What the exercise asks:
Extract all of the entries and set them down verbatim.

Dataset content:

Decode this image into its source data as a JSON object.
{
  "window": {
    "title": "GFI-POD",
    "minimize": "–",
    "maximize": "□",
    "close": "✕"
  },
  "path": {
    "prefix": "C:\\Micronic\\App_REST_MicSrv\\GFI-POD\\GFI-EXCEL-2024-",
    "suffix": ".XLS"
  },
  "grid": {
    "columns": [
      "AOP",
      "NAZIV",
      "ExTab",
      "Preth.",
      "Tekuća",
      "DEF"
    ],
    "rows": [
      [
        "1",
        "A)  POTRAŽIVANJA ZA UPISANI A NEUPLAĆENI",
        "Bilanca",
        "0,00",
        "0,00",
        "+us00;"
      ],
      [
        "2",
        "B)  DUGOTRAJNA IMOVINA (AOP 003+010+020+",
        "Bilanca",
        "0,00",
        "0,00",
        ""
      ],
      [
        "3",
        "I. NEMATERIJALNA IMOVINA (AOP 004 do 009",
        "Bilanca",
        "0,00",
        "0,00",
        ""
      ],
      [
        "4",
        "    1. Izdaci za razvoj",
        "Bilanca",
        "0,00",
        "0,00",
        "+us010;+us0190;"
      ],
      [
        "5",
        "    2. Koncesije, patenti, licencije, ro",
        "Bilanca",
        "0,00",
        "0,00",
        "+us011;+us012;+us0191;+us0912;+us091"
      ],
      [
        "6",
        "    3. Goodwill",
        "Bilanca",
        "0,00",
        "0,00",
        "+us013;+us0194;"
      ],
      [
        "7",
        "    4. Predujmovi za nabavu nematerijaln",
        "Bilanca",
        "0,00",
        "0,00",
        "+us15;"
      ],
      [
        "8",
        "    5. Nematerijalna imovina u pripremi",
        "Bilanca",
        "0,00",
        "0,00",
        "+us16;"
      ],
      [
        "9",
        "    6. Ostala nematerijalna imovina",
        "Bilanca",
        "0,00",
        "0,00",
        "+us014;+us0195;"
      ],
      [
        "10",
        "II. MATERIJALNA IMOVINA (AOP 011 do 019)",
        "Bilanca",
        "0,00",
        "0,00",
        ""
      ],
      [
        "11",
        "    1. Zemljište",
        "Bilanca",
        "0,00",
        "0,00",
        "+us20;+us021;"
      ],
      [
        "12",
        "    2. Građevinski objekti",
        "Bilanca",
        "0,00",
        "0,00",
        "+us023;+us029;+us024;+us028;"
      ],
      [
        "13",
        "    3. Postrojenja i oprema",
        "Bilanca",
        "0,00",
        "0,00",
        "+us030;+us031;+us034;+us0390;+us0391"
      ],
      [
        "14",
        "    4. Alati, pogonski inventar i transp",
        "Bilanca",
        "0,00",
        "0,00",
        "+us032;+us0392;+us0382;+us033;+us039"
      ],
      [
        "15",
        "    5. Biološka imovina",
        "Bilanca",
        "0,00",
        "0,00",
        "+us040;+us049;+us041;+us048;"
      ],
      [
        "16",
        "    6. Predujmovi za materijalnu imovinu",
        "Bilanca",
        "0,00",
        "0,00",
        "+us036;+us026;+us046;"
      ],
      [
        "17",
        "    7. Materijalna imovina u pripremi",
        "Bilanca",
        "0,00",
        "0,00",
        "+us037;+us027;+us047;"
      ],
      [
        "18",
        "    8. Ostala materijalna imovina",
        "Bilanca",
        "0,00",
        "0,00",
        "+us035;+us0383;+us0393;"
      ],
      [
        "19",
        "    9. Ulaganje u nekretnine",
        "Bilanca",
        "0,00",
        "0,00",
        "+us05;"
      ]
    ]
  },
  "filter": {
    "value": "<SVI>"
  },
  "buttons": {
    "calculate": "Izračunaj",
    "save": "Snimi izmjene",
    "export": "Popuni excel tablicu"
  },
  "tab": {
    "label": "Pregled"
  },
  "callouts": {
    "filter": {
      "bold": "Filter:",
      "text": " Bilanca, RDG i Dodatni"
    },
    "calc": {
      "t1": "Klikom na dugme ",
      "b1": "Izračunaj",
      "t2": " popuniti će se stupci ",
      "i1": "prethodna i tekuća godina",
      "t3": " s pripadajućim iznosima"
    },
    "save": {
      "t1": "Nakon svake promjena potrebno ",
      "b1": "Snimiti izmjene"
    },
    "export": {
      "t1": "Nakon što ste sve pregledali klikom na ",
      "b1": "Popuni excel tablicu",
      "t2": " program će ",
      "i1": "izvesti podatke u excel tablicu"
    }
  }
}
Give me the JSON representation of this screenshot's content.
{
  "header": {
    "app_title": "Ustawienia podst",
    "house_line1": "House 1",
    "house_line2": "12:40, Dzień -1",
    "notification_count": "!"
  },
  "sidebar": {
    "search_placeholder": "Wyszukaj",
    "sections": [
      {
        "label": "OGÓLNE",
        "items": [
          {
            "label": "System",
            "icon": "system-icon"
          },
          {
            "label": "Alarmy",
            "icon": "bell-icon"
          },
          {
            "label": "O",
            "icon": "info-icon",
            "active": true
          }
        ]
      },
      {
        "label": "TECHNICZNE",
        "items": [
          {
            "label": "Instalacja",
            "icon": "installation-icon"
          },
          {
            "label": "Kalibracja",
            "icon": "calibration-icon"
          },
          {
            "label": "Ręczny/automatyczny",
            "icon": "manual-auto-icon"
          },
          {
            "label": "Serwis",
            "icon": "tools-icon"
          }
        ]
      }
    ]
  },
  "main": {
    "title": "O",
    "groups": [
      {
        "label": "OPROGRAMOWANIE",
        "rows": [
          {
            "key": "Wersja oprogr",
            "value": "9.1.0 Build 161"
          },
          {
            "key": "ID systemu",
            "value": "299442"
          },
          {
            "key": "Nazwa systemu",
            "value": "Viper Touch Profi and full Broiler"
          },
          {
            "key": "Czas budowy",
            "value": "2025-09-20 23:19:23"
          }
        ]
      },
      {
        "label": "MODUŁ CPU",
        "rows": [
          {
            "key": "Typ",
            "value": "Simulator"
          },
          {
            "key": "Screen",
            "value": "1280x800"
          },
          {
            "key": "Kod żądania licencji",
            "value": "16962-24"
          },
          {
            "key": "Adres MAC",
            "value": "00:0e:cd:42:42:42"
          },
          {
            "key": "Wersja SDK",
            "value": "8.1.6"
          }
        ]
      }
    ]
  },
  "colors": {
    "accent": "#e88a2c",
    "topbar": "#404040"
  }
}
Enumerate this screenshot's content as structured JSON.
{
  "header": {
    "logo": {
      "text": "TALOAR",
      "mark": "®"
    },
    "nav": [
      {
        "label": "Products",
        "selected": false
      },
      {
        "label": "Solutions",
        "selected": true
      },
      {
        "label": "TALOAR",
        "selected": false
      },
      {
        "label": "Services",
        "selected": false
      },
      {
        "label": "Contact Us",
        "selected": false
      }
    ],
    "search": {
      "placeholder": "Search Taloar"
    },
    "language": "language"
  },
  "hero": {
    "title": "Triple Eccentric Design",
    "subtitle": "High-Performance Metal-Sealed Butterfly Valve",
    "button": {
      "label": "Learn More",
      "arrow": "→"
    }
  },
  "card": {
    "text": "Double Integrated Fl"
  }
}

Full answer:
Decode this image into its source data as a JSON object.
{
  "window": {
    "title": "GFI-POD",
    "minimize": "–",
    "maximize": "□",
    "close": "✕"
  },
  "path": {
    "prefix": "C:\\Micronic\\App_REST_MicSrv\\GFI-POD\\GFI-EXCEL-2024-",
    "suffix": ".XLS"
  },
  "grid": {
    "columns": [
      "AOP",
      "NAZIV",
      "ExTab",
      "Preth.",
      "Tekuća",
      "DEF"
    ],
    "rows": [
      [
        "1",
        "A)  POTRAŽIVANJA ZA UPISANI A NEUPLAĆENI",
        "Bilanca",
        "0,00",
        "0,00",
        "+us00;"
      ],
      [
        "2",
        "B)  DUGOTRAJNA IMOVINA (AOP 003+010+020+",
        "Bilanca",
        "0,00",
        "0,00",
        ""
      ],
      [
        "3",
        "I. NEMATERIJALNA IMOVINA (AOP 004 do 009",
        "Bilanca",
        "0,00",
        "0,00",
        ""
      ],
      [
        "4",
        "    1. Izdaci za razvoj",
        "Bilanca",
        "0,00",
        "0,00",
        "+us010;+us0190;"
      ],
      [
        "5",
        "    2. Koncesije, patenti, licencije, ro",
        "Bilanca",
        "0,00",
        "0,00",
        "+us011;+us012;+us0191;+us0912;+us091"
      ],
      [
        "6",
        "    3. Goodwill",
        "Bilanca",
        "0,00",
        "0,00",
        "+us013;+us0194;"
      ],
      [
        "7",
        "    4. Predujmovi za nabavu nematerijaln",
        "Bilanca",
        "0,00",
        "0,00",
        "+us15;"
      ],
      [
        "8",
        "    5. Nematerijalna imovina u pripremi",
        "Bilanca",
        "0,00",
        "0,00",
        "+us16;"
      ],
      [
        "9",
        "    6. Ostala nematerijalna imovina",
        "Bilanca",
        "0,00",
        "0,00",
        "+us014;+us0195;"
      ],
      [
        "10",
        "II. MATERIJALNA IMOVINA (AOP 011 do 019)",
        "Bilanca",
        "0,00",
        "0,00",
        ""
      ],
      [
        "11",
        "    1. Zemljište",
        "Bilanca",
        "0,00",
        "0,00",
        "+us20;+us021;"
      ],
      [
        "12",
        "    2. Građevinski objekti",
        "Bilanca",
        "0,00",
        "0,00",
        "+us023;+us029;+us024;+us028;"
      ],
      [
        "13",
        "    3. Postrojenja i oprema",
        "Bilanca",
        "0,00",
        "0,00",
        "+us030;+us031;+us034;+us0390;+us0391"
      ],
      [
        "14",
        "    4. Alati, pogonski inventar i transp",
        "Bilanca",
        "0,00",
        "0,00",
        "+us032;+us0392;+us0382;+us033;+us039"
      ],
      [
        "15",
        "    5. Biološka imovina",
        "Bilanca",
        "0,00",
        "0,00",
        "+us040;+us049;+us041;+us048;"
      ],
      [
        "16",
        "    6. Predujmovi za materijalnu imovinu",
        "Bilanca",
        "0,00",
        "0,00",
        "+us036;+us026;+us046;"
      ],
      [
        "17",
        "    7. Materijalna imovina u pripremi",
        "Bilanca",
        "0,00",
        "0,00",
        "+us037;+us027;+us047;"
      ],
      [
        "18",
        "    8. Ostala materijalna imovina",
        "Bilanca",
        "0,00",
        "0,00",
        "+us035;+us0383;+us0393;"
      ],
      [
        "19",
        "    9. Ulaganje u nekretnine",
        "Bilanca",
        "0,00",
        "0,00",
        "+us05;"
      ]
    ]
  },
  "filter": {
    "value": "<SVI>"
  },
  "buttons": {
    "calculate": "Izračunaj",
    "save": "Snimi izmjene",
    "export": "Popuni excel tablicu"
  },
  "tab": {
    "label": "Pregled"
  },
  "callouts": {
    "filter": {
      "bold": "Filter:",
      "text": " Bilanca, RDG i Dodatni"
    },
    "calc": {
      "t1": "Klikom na dugme ",
      "b1": "Izračunaj",
      "t2": " popuniti će se stupci ",
      "i1": "prethodna i tekuća godina",
      "t3": " s pripadajućim iznosima"
    },
    "save": {
      "t1": "Nakon svake promjena potrebno ",
      "b1": "Snimiti izmjene"
    },
    "export": {
      "t1": "Nakon što ste sve pregledali klikom na ",
      "b1": "Popuni excel tablicu",
      "t2": " program će ",
      "i1": "izvesti podatke u excel tablicu"
    }
  }
}
Give me the JSON representation of this screenshot's content.
{
  "header": {
    "app_title": "Ustawienia podst",
    "house_line1": "House 1",
    "house_line2": "12:40, Dzień -1",
    "notification_count": "!"
  },
  "sidebar": {
    "search_placeholder": "Wyszukaj",
    "sections": [
      {
        "label": "OGÓLNE",
        "items": [
          {
            "label": "System",
            "icon": "system-icon"
          },
          {
            "label": "Alarmy",
            "icon": "bell-icon"
          },
          {
            "label": "O",
            "icon": "info-icon",
            "active": true
          }
        ]
      },
      {
        "label": "TECHNICZNE",
        "items": [
          {
            "label": "Instalacja",
            "icon": "installation-icon"
          },
          {
            "label": "Kalibracja",
            "icon": "calibration-icon"
          },
          {
            "label": "Ręczny/automatyczny",
            "icon": "manual-auto-icon"
          },
          {
            "label": "Serwis",
            "icon": "tools-icon"
          }
        ]
      }
    ]
  },
  "main": {
    "title": "O",
    "groups": [
      {
        "label": "OPROGRAMOWANIE",
        "rows": [
          {
            "key": "Wersja oprogr",
            "value": "9.1.0 Build 161"
          },
          {
            "key": "ID systemu",
            "value": "299442"
          },
          {
            "key": "Nazwa systemu",
            "value": "Viper Touch Profi and full Broiler"
          },
          {
            "key": "Czas budowy",
            "value": "2025-09-20 23:19:23"
          }
        ]
      },
      {
        "label": "MODUŁ CPU",
        "rows": [
          {
            "key": "Typ",
            "value": "Simulator"
          },
          {
            "key": "Screen",
            "value": "1280x800"
          },
          {
            "key": "Kod żądania licencji",
            "value": "16962-24"
          },
          {
            "key": "Adres MAC",
            "value": "00:0e:cd:42:42:42"
          },
          {
            "key": "Wersja SDK",
            "value": "8.1.6"
          }
        ]
      }
    ]
  },
  "colors": {
    "accent": "#e88a2c",
    "topbar": "#404040"
  }
}
Enumerate this screenshot's content as structured JSON.
{
  "header": {
    "logo": {
      "text": "TALOAR",
      "mark": "®"
    },
    "nav": [
      {
        "label": "Products",
        "selected": false
      },
      {
        "label": "Solutions",
        "selected": true
      },
      {
        "label": "TALOAR",
        "selected": false
      },
      {
        "label": "Services",
        "selected": false
      },
      {
        "label": "Contact Us",
        "selected": false
      }
    ],
    "search": {
      "placeholder": "Search Taloar"
    },
    "language": "language"
  },
  "hero": {
    "title": "Triple Eccentric Design",
    "subtitle": "High-Performance Metal-Sealed Butterfly Valve",
    "button": {
      "label": "Learn More",
      "arrow": "→"
    }
  },
  "card": {
    "text": "Double Integrated Fl"
  }
}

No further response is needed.